Records contained in a dataset:
==============================

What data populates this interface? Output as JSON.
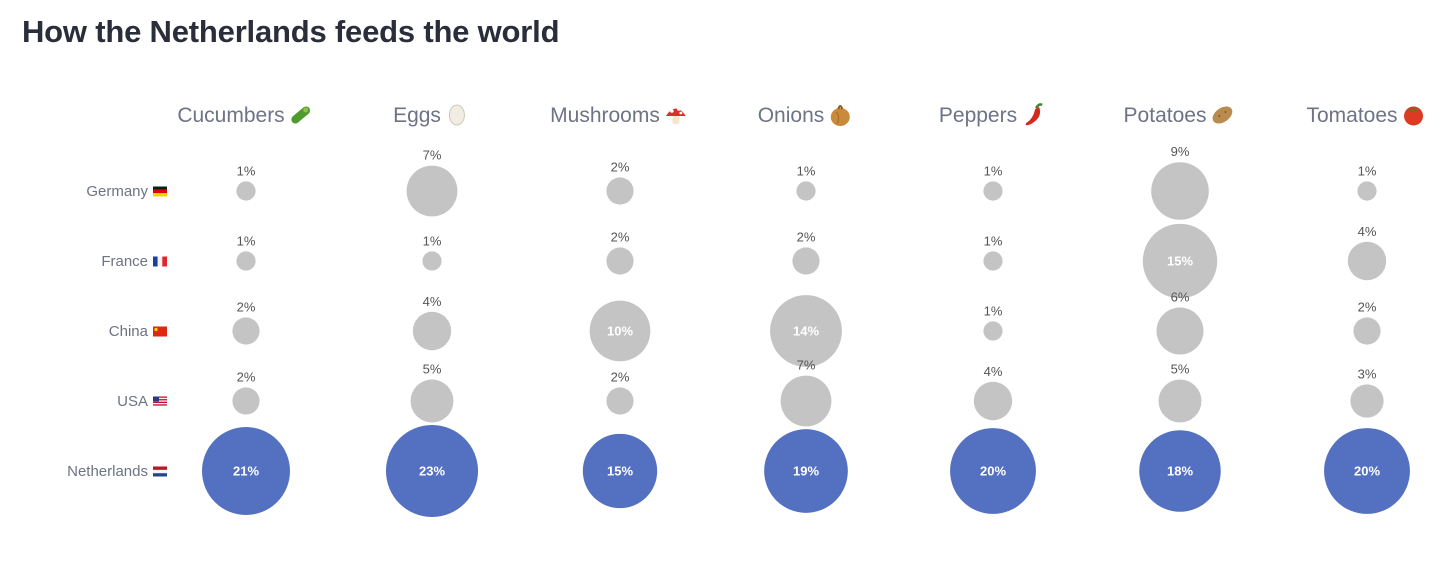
{
  "title": "How the Netherlands feeds the world",
  "colors": {
    "highlight": "#5470c0",
    "other": "#c4c4c4",
    "title": "#2a2d3a",
    "label": "#6e7385"
  },
  "chart_data": {
    "type": "bubble-grid",
    "title": "How the Netherlands feeds the world",
    "columns": [
      {
        "name": "Cucumbers",
        "icon": "cucumber-icon"
      },
      {
        "name": "Eggs",
        "icon": "egg-icon"
      },
      {
        "name": "Mushrooms",
        "icon": "mushroom-icon"
      },
      {
        "name": "Onions",
        "icon": "onion-icon"
      },
      {
        "name": "Peppers",
        "icon": "pepper-icon"
      },
      {
        "name": "Potatoes",
        "icon": "potato-icon"
      },
      {
        "name": "Tomatoes",
        "icon": "tomato-icon"
      }
    ],
    "rows": [
      {
        "name": "Germany",
        "flag": "germany-flag-icon"
      },
      {
        "name": "France",
        "flag": "france-flag-icon"
      },
      {
        "name": "China",
        "flag": "china-flag-icon"
      },
      {
        "name": "USA",
        "flag": "usa-flag-icon"
      },
      {
        "name": "Netherlands",
        "flag": "netherlands-flag-icon",
        "highlight": true
      }
    ],
    "values": [
      [
        1,
        7,
        2,
        1,
        1,
        9,
        1
      ],
      [
        1,
        1,
        2,
        2,
        1,
        15,
        4
      ],
      [
        2,
        4,
        10,
        14,
        1,
        6,
        2
      ],
      [
        2,
        5,
        2,
        7,
        4,
        5,
        3
      ],
      [
        21,
        23,
        15,
        19,
        20,
        18,
        20
      ]
    ],
    "unit": "%"
  }
}
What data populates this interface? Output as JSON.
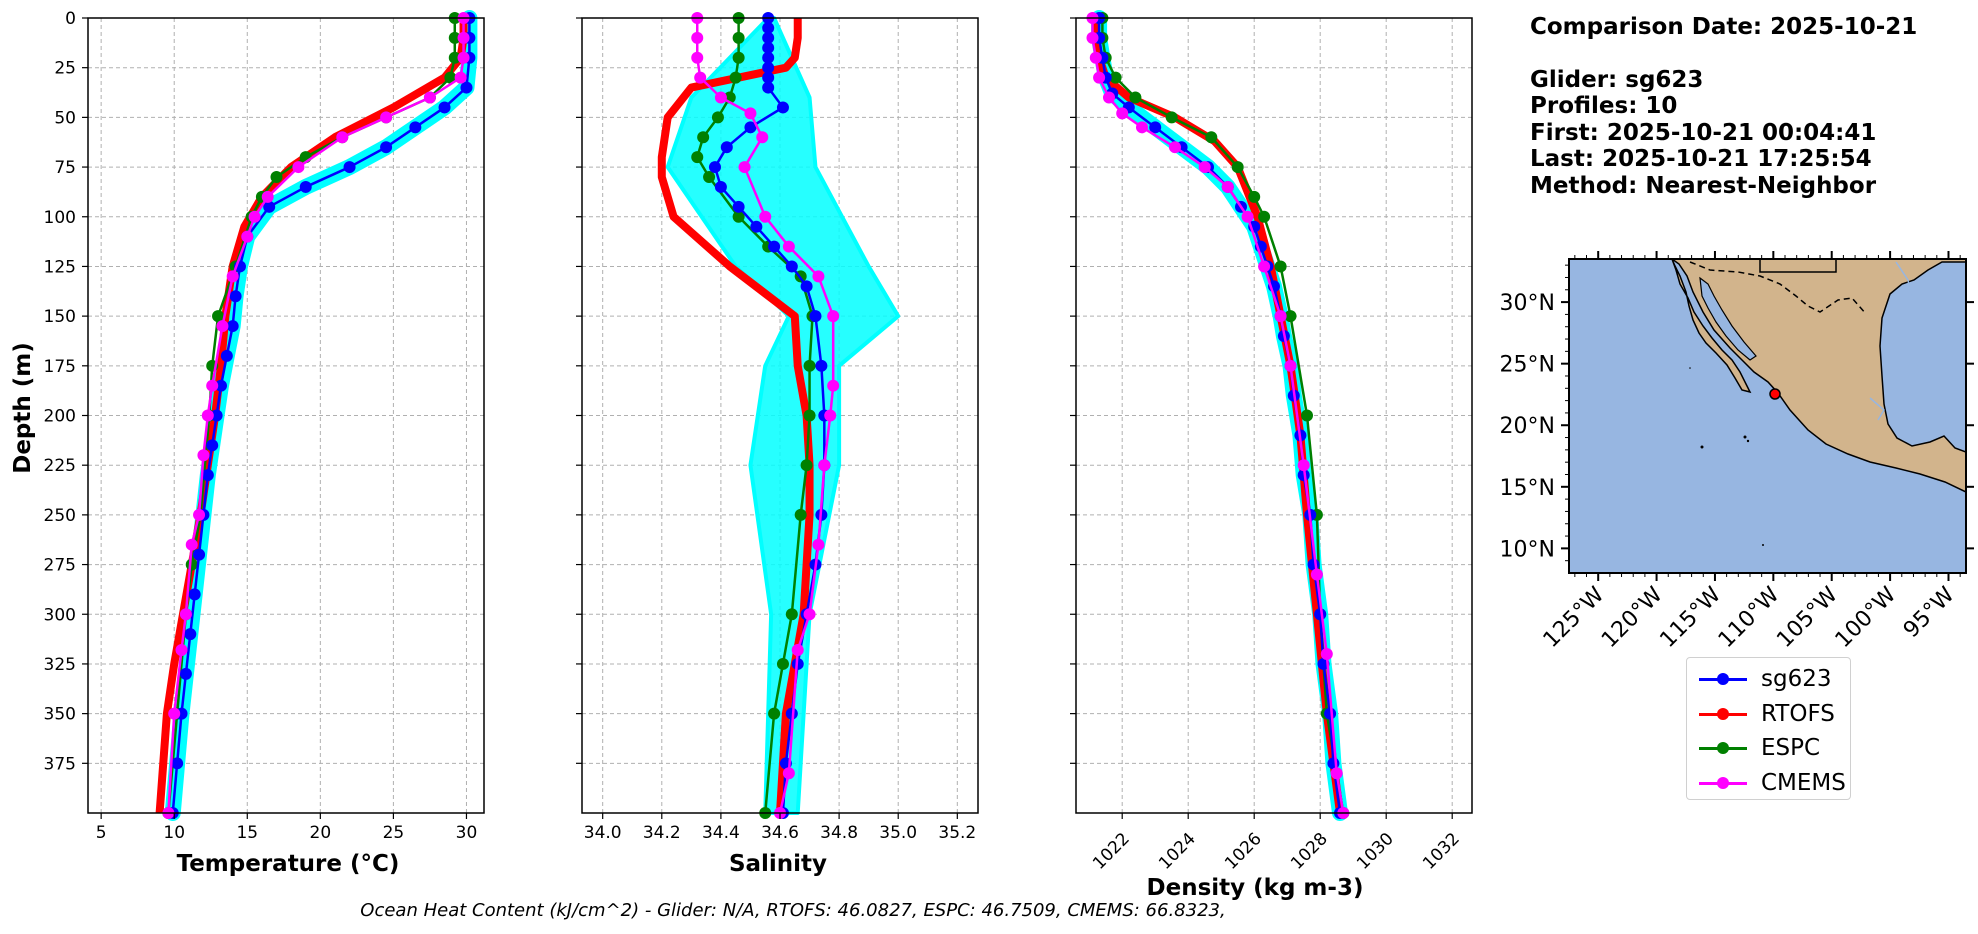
{
  "info": {
    "comparison_date": "Comparison Date: 2025-10-21",
    "glider": "Glider: sg623",
    "profiles": "Profiles: 10",
    "first": "First: 2025-10-21 00:04:41",
    "last": "Last: 2025-10-21 17:25:54",
    "method": "Method: Nearest-Neighbor"
  },
  "footer": "Ocean Heat Content (kJ/cm^2) - Glider: N/A,  RTOFS: 46.0827,  ESPC: 46.7509,  CMEMS: 66.8323,",
  "legend": [
    {
      "name": "sg623",
      "color": "#0000ff"
    },
    {
      "name": "RTOFS",
      "color": "#ff0000"
    },
    {
      "name": "ESPC",
      "color": "#008000"
    },
    {
      "name": "CMEMS",
      "color": "#ff00ff"
    }
  ],
  "colors": {
    "obs_cloud": "#00ffff",
    "land": "#d2b48c",
    "ocean": "#97b6e1"
  },
  "chart_data": [
    {
      "type": "line",
      "xlabel": "Temperature (°C)",
      "ylabel": "Depth (m)",
      "xlim": [
        4.1,
        31.2
      ],
      "ylim": [
        400,
        0
      ],
      "xticks": [
        5,
        10,
        15,
        20,
        25,
        30
      ],
      "yticks": [
        0,
        25,
        50,
        75,
        100,
        125,
        150,
        175,
        200,
        225,
        250,
        275,
        300,
        325,
        350,
        375
      ],
      "grid": true,
      "series": [
        {
          "name": "sg623",
          "x": [
            30.2,
            30.2,
            30.2,
            30.0,
            28.5,
            26.5,
            24.5,
            22.0,
            19.0,
            16.5,
            15.0,
            14.5,
            14.2,
            14.0,
            13.6,
            13.2,
            12.9,
            12.6,
            12.3,
            12.0,
            11.7,
            11.4,
            11.1,
            10.8,
            10.5,
            10.2,
            9.9
          ],
          "y": [
            0,
            10,
            20,
            35,
            45,
            55,
            65,
            75,
            85,
            95,
            110,
            125,
            140,
            155,
            170,
            185,
            200,
            215,
            230,
            250,
            270,
            290,
            310,
            330,
            350,
            375,
            400
          ]
        },
        {
          "name": "RTOFS",
          "x": [
            29.8,
            29.8,
            29.6,
            28.5,
            25.0,
            21.0,
            18.0,
            16.0,
            14.8,
            14.0,
            13.5,
            13.2,
            12.8,
            12.3,
            11.8,
            11.2,
            10.6,
            10.0,
            9.5,
            9.0
          ],
          "y": [
            0,
            10,
            20,
            30,
            45,
            60,
            75,
            90,
            105,
            125,
            150,
            175,
            200,
            225,
            250,
            275,
            300,
            325,
            350,
            400
          ]
        },
        {
          "name": "ESPC",
          "x": [
            29.2,
            29.2,
            29.2,
            28.9,
            27.5,
            24.5,
            21.5,
            19.0,
            17.0,
            16.0,
            15.3,
            14.2,
            13.0,
            12.6,
            12.4,
            11.8,
            11.2,
            10.8,
            10.2,
            9.6
          ],
          "y": [
            0,
            10,
            20,
            30,
            40,
            50,
            60,
            70,
            80,
            90,
            100,
            125,
            150,
            175,
            200,
            250,
            275,
            300,
            350,
            400
          ]
        },
        {
          "name": "CMEMS",
          "x": [
            29.8,
            29.8,
            29.8,
            29.6,
            27.5,
            24.5,
            21.5,
            18.5,
            16.4,
            15.5,
            15.0,
            14.0,
            13.3,
            12.6,
            12.3,
            12.0,
            11.7,
            11.2,
            10.8,
            10.5,
            10.0,
            9.6
          ],
          "y": [
            0,
            10,
            20,
            30,
            40,
            50,
            60,
            75,
            90,
            100,
            110,
            130,
            155,
            185,
            200,
            220,
            250,
            265,
            300,
            318,
            350,
            400
          ]
        }
      ]
    },
    {
      "type": "line",
      "xlabel": "Salinity",
      "ylim": [
        400,
        0
      ],
      "xlim": [
        33.93,
        35.27
      ],
      "xticks": [
        34.0,
        34.2,
        34.4,
        34.6,
        34.8,
        35.0,
        35.2
      ],
      "grid": true,
      "series": [
        {
          "name": "sg623",
          "x": [
            34.56,
            34.56,
            34.56,
            34.56,
            34.56,
            34.56,
            34.56,
            34.56,
            34.61,
            34.5,
            34.42,
            34.38,
            34.4,
            34.46,
            34.52,
            34.58,
            34.64,
            34.69,
            34.72,
            34.74,
            34.75,
            34.75,
            34.74,
            34.72,
            34.69,
            34.66,
            34.64,
            34.62,
            34.61
          ],
          "y": [
            0,
            5,
            10,
            15,
            20,
            25,
            30,
            35,
            45,
            55,
            65,
            75,
            85,
            95,
            105,
            115,
            125,
            135,
            150,
            175,
            200,
            225,
            250,
            275,
            300,
            325,
            350,
            375,
            400
          ]
        },
        {
          "name": "RTOFS",
          "x": [
            34.66,
            34.66,
            34.65,
            34.62,
            34.3,
            34.22,
            34.2,
            34.2,
            34.24,
            34.43,
            34.65,
            34.66,
            34.69,
            34.7,
            34.7,
            34.68,
            34.65,
            34.62,
            34.6
          ],
          "y": [
            0,
            10,
            20,
            25,
            35,
            50,
            70,
            80,
            100,
            125,
            150,
            175,
            200,
            225,
            250,
            300,
            325,
            350,
            400
          ]
        },
        {
          "name": "ESPC",
          "x": [
            34.46,
            34.46,
            34.46,
            34.45,
            34.43,
            34.39,
            34.34,
            34.32,
            34.36,
            34.46,
            34.56,
            34.67,
            34.71,
            34.7,
            34.7,
            34.69,
            34.67,
            34.64,
            34.61,
            34.58,
            34.55
          ],
          "y": [
            0,
            10,
            20,
            30,
            40,
            50,
            60,
            70,
            80,
            100,
            115,
            130,
            150,
            175,
            200,
            225,
            250,
            300,
            325,
            350,
            400
          ]
        },
        {
          "name": "CMEMS",
          "x": [
            34.32,
            34.32,
            34.32,
            34.33,
            34.4,
            34.5,
            34.54,
            34.48,
            34.55,
            34.63,
            34.73,
            34.78,
            34.78,
            34.77,
            34.75,
            34.73,
            34.7,
            34.66,
            34.63,
            34.6
          ],
          "y": [
            0,
            10,
            20,
            30,
            40,
            48,
            60,
            75,
            100,
            115,
            130,
            150,
            185,
            200,
            225,
            265,
            300,
            318,
            380,
            400
          ]
        }
      ],
      "observation_cloud": {
        "color": "#00ffff",
        "x_min": [
          34.56,
          34.3,
          34.22,
          34.45,
          34.63,
          34.55,
          34.5,
          34.57,
          34.55
        ],
        "x_max": [
          34.58,
          34.7,
          34.72,
          34.9,
          35.0,
          34.8,
          34.8,
          34.7,
          34.66
        ],
        "y": [
          0,
          40,
          75,
          125,
          150,
          175,
          225,
          300,
          400
        ]
      }
    },
    {
      "type": "line",
      "xlabel": "Density (kg m-3)",
      "ylim": [
        400,
        0
      ],
      "xlim": [
        1020.6,
        1032.6
      ],
      "xticks": [
        1022,
        1024,
        1026,
        1028,
        1030,
        1032
      ],
      "grid": true,
      "series": [
        {
          "name": "sg623",
          "x": [
            1021.3,
            1021.3,
            1021.4,
            1021.5,
            1021.7,
            1022.2,
            1023.0,
            1023.8,
            1024.6,
            1025.2,
            1025.6,
            1026.0,
            1026.2,
            1026.4,
            1026.6,
            1026.8,
            1026.9,
            1027.1,
            1027.2,
            1027.4,
            1027.5,
            1027.7,
            1027.8,
            1028.0,
            1028.1,
            1028.3,
            1028.4,
            1028.6
          ],
          "y": [
            0,
            10,
            20,
            30,
            38,
            45,
            55,
            65,
            75,
            85,
            95,
            105,
            115,
            125,
            135,
            150,
            160,
            175,
            190,
            210,
            230,
            250,
            275,
            300,
            325,
            350,
            375,
            400
          ]
        },
        {
          "name": "RTOFS",
          "x": [
            1021.2,
            1021.2,
            1021.3,
            1021.5,
            1022.2,
            1023.6,
            1024.8,
            1025.5,
            1026.1,
            1026.5,
            1026.8,
            1027.1,
            1027.4,
            1027.6,
            1027.9,
            1028.2,
            1028.6
          ],
          "y": [
            0,
            10,
            20,
            30,
            40,
            50,
            62,
            75,
            100,
            125,
            150,
            175,
            210,
            250,
            300,
            350,
            400
          ]
        },
        {
          "name": "ESPC",
          "x": [
            1021.4,
            1021.4,
            1021.5,
            1021.8,
            1022.4,
            1023.5,
            1024.7,
            1025.5,
            1026.0,
            1026.3,
            1026.8,
            1027.1,
            1027.6,
            1027.9,
            1028.0,
            1028.2,
            1028.7
          ],
          "y": [
            0,
            10,
            20,
            30,
            40,
            50,
            60,
            75,
            90,
            100,
            125,
            150,
            200,
            250,
            300,
            350,
            400
          ]
        },
        {
          "name": "CMEMS",
          "x": [
            1021.1,
            1021.1,
            1021.2,
            1021.3,
            1021.6,
            1022.0,
            1022.6,
            1023.6,
            1024.5,
            1025.2,
            1025.8,
            1026.3,
            1026.8,
            1027.1,
            1027.5,
            1027.9,
            1028.2,
            1028.5,
            1028.7
          ],
          "y": [
            0,
            10,
            20,
            30,
            40,
            48,
            55,
            65,
            75,
            85,
            100,
            125,
            150,
            175,
            225,
            280,
            320,
            380,
            400
          ]
        }
      ]
    }
  ],
  "map": {
    "lat_ticks": [
      "30°N",
      "25°N",
      "20°N",
      "15°N",
      "10°N"
    ],
    "lon_ticks": [
      "125°W",
      "120°W",
      "115°W",
      "110°W",
      "105°W",
      "100°W",
      "95°W"
    ],
    "extent": {
      "lon_min": -127.5,
      "lon_max": -93.5,
      "lat_min": 8,
      "lat_max": 33.5
    },
    "glider_position": {
      "lon": -108.5,
      "lat": 22.8
    }
  }
}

==============================

What is required — Which lines hold the word "flag"? Copy all of them.

Response to the exercise —
        "flag": "germany-flag-icon"
        "flag": "france-flag-icon"
        "flag": "china-flag-icon"
        "flag": "usa-flag-icon"
        "flag": "netherlands-flag-icon",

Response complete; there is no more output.